Entries from a dataset:
.....
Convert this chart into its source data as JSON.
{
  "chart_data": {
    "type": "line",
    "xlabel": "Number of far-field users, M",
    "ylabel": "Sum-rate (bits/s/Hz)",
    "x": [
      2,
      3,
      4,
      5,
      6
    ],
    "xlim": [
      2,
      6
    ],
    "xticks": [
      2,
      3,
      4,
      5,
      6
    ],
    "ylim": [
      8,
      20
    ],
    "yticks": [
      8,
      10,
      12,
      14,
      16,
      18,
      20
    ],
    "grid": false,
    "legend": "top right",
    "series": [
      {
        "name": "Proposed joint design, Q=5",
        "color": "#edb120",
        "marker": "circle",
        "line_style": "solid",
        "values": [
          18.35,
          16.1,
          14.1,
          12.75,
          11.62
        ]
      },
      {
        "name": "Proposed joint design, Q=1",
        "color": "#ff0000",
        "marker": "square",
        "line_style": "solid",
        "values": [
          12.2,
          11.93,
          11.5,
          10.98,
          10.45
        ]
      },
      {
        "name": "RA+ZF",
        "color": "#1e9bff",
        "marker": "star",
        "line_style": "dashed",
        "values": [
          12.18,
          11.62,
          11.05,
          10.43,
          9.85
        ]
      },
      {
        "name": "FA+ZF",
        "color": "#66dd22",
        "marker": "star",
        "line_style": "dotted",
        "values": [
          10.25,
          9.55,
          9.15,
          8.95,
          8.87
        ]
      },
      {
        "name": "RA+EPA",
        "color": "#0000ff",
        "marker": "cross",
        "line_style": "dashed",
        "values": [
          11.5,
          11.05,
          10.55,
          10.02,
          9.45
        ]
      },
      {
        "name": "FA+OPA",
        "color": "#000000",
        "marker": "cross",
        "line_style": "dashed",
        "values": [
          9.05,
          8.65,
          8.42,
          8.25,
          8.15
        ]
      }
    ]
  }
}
.....
• [PROBLEM]:
Sift through the entries and copy every line with "color".

• [FINAL RESULT]:
        "color": "#edb120",
        "color": "#ff0000",
        "color": "#1e9bff",
        "color": "#66dd22",
        "color": "#0000ff",
        "color": "#000000",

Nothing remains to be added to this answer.